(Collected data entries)
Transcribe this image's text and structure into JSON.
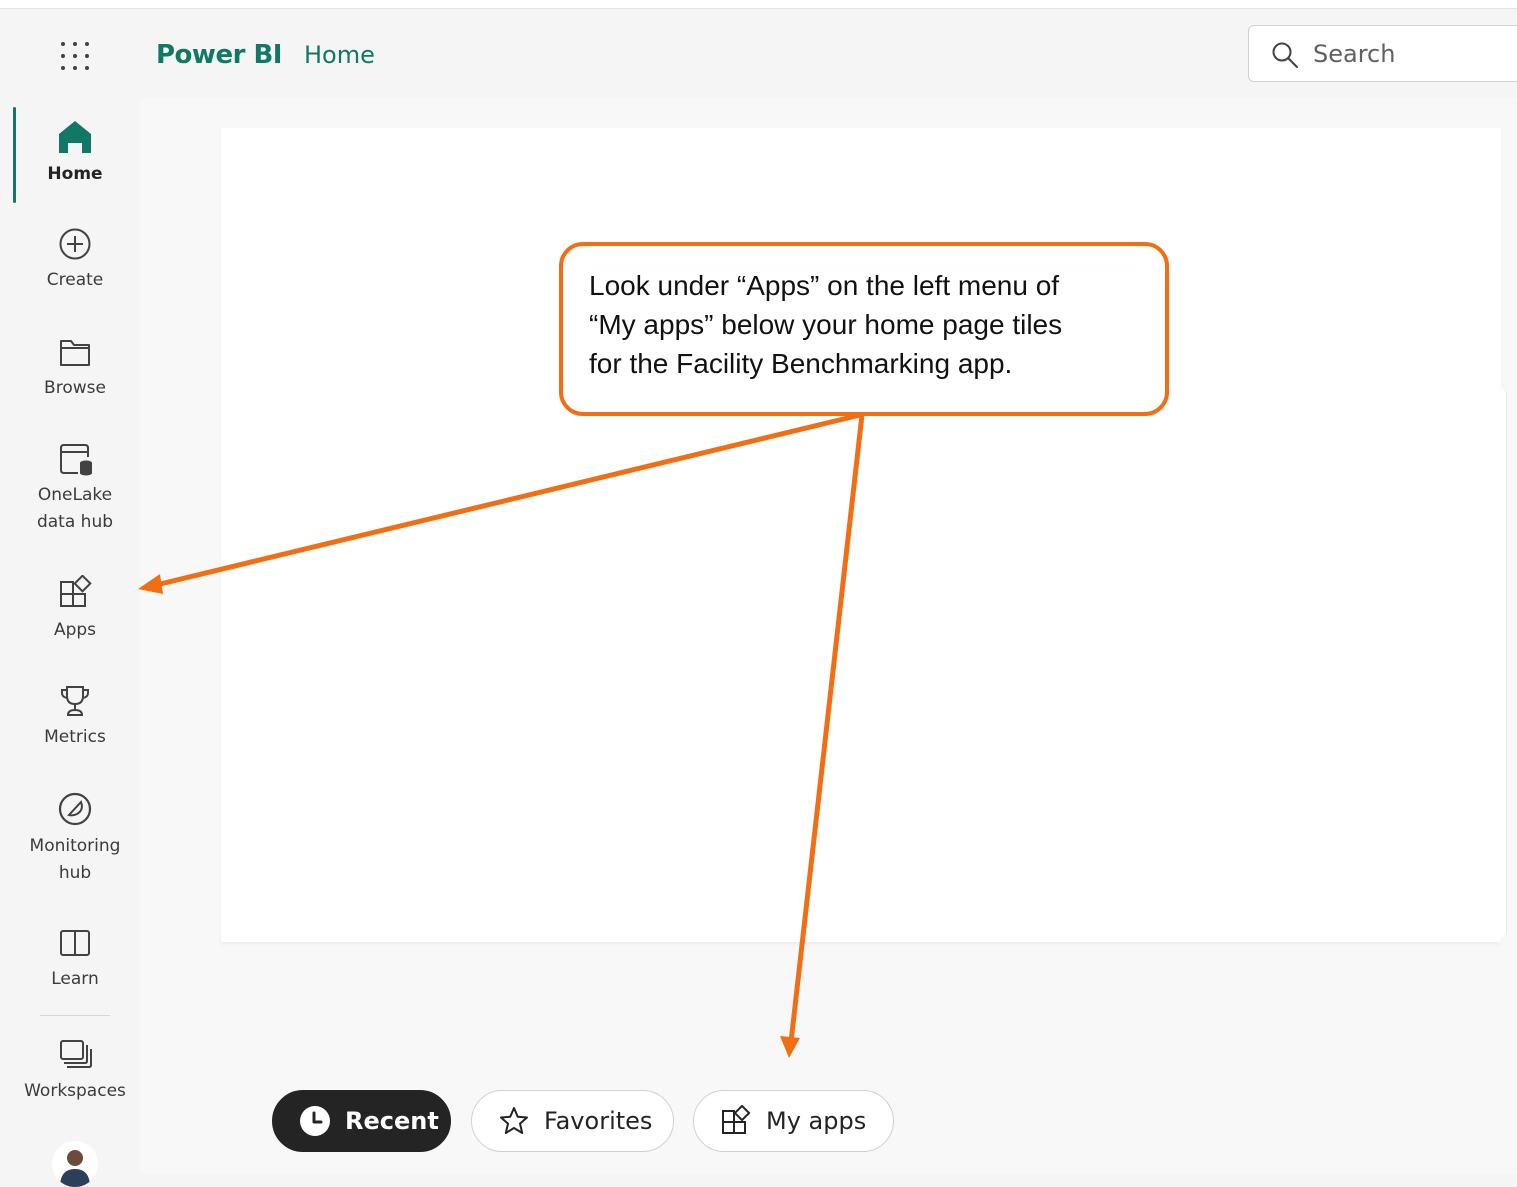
{
  "header": {
    "app_launcher_icon": "waffle-grid-icon",
    "brand": "Power BI",
    "breadcrumb": "Home",
    "search": {
      "placeholder": "Search",
      "value": "",
      "icon": "search-icon"
    }
  },
  "nav": {
    "items": [
      {
        "label": "Home",
        "icon": "home-icon",
        "active": true
      },
      {
        "label": "Create",
        "icon": "add-circle-icon"
      },
      {
        "label": "Browse",
        "icon": "folder-icon"
      },
      {
        "label": "OneLake\ndata hub",
        "icon": "database-window-icon"
      },
      {
        "label": "Apps",
        "icon": "apps-icon"
      },
      {
        "label": "Metrics",
        "icon": "trophy-icon"
      },
      {
        "label": "Monitoring\nhub",
        "icon": "gauge-icon"
      },
      {
        "label": "Learn",
        "icon": "book-icon"
      },
      {
        "label": "Workspaces",
        "icon": "workspaces-icon"
      }
    ],
    "avatar_icon": "user-avatar-icon"
  },
  "callout": {
    "text": "Look under “Apps” on the left menu of “My apps” below your home page tiles for the Facility Benchmarking app.",
    "lines": [
      "Look under “Apps” on the left menu of",
      "“My apps” below your home page tiles",
      "for the Facility Benchmarking app."
    ],
    "color": "#f26e15"
  },
  "tabs": [
    {
      "label": "Recent",
      "icon": "clock-icon",
      "selected": true
    },
    {
      "label": "Favorites",
      "icon": "star-icon",
      "selected": false
    },
    {
      "label": "My apps",
      "icon": "apps-icon",
      "selected": false
    }
  ],
  "colors": {
    "brand": "#117865",
    "annotation": "#f26e15",
    "selected_tab": "#242424"
  }
}
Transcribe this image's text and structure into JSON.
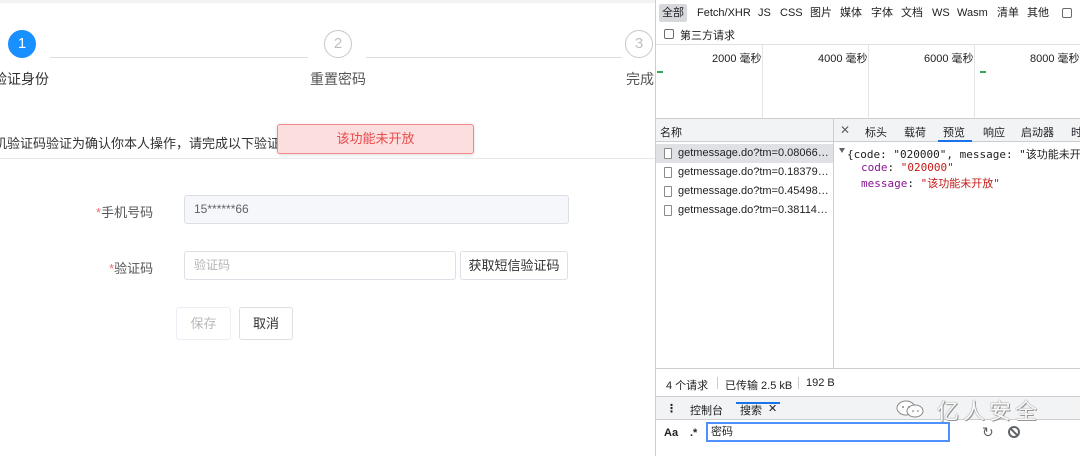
{
  "steps": [
    {
      "number": "1",
      "label": "验证身份",
      "state": "active"
    },
    {
      "number": "2",
      "label": "重置密码",
      "state": "idle"
    },
    {
      "number": "3",
      "label": "完成",
      "state": "idle"
    }
  ],
  "verify_notice": "机验证码验证为确认你本人操作，请完成以下验证",
  "toast": "该功能未开放",
  "form": {
    "phone_label_star": "*",
    "phone_label": "手机号码",
    "phone_value": "15******66",
    "code_label_star": "*",
    "code_label": "验证码",
    "code_placeholder": "验证码",
    "get_code_button": "获取短信验证码",
    "save_button": "保存",
    "cancel_button": "取消"
  },
  "devtools": {
    "filters": [
      "全部",
      "Fetch/XHR",
      "JS",
      "CSS",
      "图片",
      "媒体",
      "字体",
      "文档",
      "WS",
      "Wasm",
      "清单",
      "其他"
    ],
    "third_party_label": "第三方请求",
    "timeline_labels": [
      "2000 毫秒",
      "4000 毫秒",
      "6000 毫秒",
      "8000 毫秒"
    ],
    "list_header": "名称",
    "requests": [
      "getmessage.do?tm=0.08066…",
      "getmessage.do?tm=0.18379…",
      "getmessage.do?tm=0.45498…",
      "getmessage.do?tm=0.38114…"
    ],
    "detail_tabs": [
      "标头",
      "载荷",
      "预览",
      "响应",
      "启动器",
      "时"
    ],
    "active_detail_tab": "预览",
    "preview": {
      "summary": "{code: \"020000\", message: \"该功能未开放",
      "code_key": "code",
      "code_value": "\"020000\"",
      "message_key": "message",
      "message_value": "\"该功能未开放\""
    },
    "status": {
      "requests": "4 个请求",
      "transferred": "已传输 2.5 kB",
      "size": "192 B"
    },
    "drawer_tabs": [
      "控制台",
      "搜索"
    ],
    "active_drawer_tab": "搜索",
    "search": {
      "case_toggle": "Aa",
      "regex_toggle": ".*",
      "query": "密码"
    }
  },
  "watermark": "亿人安全",
  "colors": {
    "primary": "#1890ff",
    "error_text": "#e74c4c",
    "error_bg": "#fcdede",
    "devtools_accent": "#1a73e8"
  }
}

Task goal: All of the data needs repeating exactly, but the pictures do not.

Finished exercise:
Transcribe this image's text and structure into JSON.
{
  "header": {
    "app_launcher_icon": "waffle-grid-icon",
    "brand": "Power BI",
    "breadcrumb": "Home",
    "search": {
      "placeholder": "Search",
      "value": "",
      "icon": "search-icon"
    }
  },
  "nav": {
    "items": [
      {
        "label": "Home",
        "icon": "home-icon",
        "active": true
      },
      {
        "label": "Create",
        "icon": "add-circle-icon"
      },
      {
        "label": "Browse",
        "icon": "folder-icon"
      },
      {
        "label": "OneLake\ndata hub",
        "icon": "database-window-icon"
      },
      {
        "label": "Apps",
        "icon": "apps-icon"
      },
      {
        "label": "Metrics",
        "icon": "trophy-icon"
      },
      {
        "label": "Monitoring\nhub",
        "icon": "gauge-icon"
      },
      {
        "label": "Learn",
        "icon": "book-icon"
      },
      {
        "label": "Workspaces",
        "icon": "workspaces-icon"
      }
    ],
    "avatar_icon": "user-avatar-icon"
  },
  "callout": {
    "text": "Look under “Apps” on the left menu of “My apps” below your home page tiles for the Facility Benchmarking app.",
    "lines": [
      "Look under “Apps” on the left menu of",
      "“My apps” below your home page tiles",
      "for the Facility Benchmarking app."
    ],
    "color": "#f26e15"
  },
  "tabs": [
    {
      "label": "Recent",
      "icon": "clock-icon",
      "selected": true
    },
    {
      "label": "Favorites",
      "icon": "star-icon",
      "selected": false
    },
    {
      "label": "My apps",
      "icon": "apps-icon",
      "selected": false
    }
  ],
  "colors": {
    "brand": "#117865",
    "annotation": "#f26e15",
    "selected_tab": "#242424"
  }
}
Transcribe this image's text and structure into JSON.
{
  "steps": [
    {
      "number": "1",
      "label": "验证身份",
      "state": "active"
    },
    {
      "number": "2",
      "label": "重置密码",
      "state": "idle"
    },
    {
      "number": "3",
      "label": "完成",
      "state": "idle"
    }
  ],
  "verify_notice": "机验证码验证为确认你本人操作，请完成以下验证",
  "toast": "该功能未开放",
  "form": {
    "phone_label_star": "*",
    "phone_label": "手机号码",
    "phone_value": "15******66",
    "code_label_star": "*",
    "code_label": "验证码",
    "code_placeholder": "验证码",
    "get_code_button": "获取短信验证码",
    "save_button": "保存",
    "cancel_button": "取消"
  },
  "devtools": {
    "filters": [
      "全部",
      "Fetch/XHR",
      "JS",
      "CSS",
      "图片",
      "媒体",
      "字体",
      "文档",
      "WS",
      "Wasm",
      "清单",
      "其他"
    ],
    "third_party_label": "第三方请求",
    "timeline_labels": [
      "2000 毫秒",
      "4000 毫秒",
      "6000 毫秒",
      "8000 毫秒"
    ],
    "list_header": "名称",
    "requests": [
      "getmessage.do?tm=0.08066…",
      "getmessage.do?tm=0.18379…",
      "getmessage.do?tm=0.45498…",
      "getmessage.do?tm=0.38114…"
    ],
    "detail_tabs": [
      "标头",
      "载荷",
      "预览",
      "响应",
      "启动器",
      "时"
    ],
    "active_detail_tab": "预览",
    "preview": {
      "summary": "{code: \"020000\", message: \"该功能未开放",
      "code_key": "code",
      "code_value": "\"020000\"",
      "message_key": "message",
      "message_value": "\"该功能未开放\""
    },
    "status": {
      "requests": "4 个请求",
      "transferred": "已传输 2.5 kB",
      "size": "192 B"
    },
    "drawer_tabs": [
      "控制台",
      "搜索"
    ],
    "active_drawer_tab": "搜索",
    "search": {
      "case_toggle": "Aa",
      "regex_toggle": ".*",
      "query": "密码"
    }
  },
  "watermark": "亿人安全",
  "colors": {
    "primary": "#1890ff",
    "error_text": "#e74c4c",
    "error_bg": "#fcdede",
    "devtools_accent": "#1a73e8"
  }
}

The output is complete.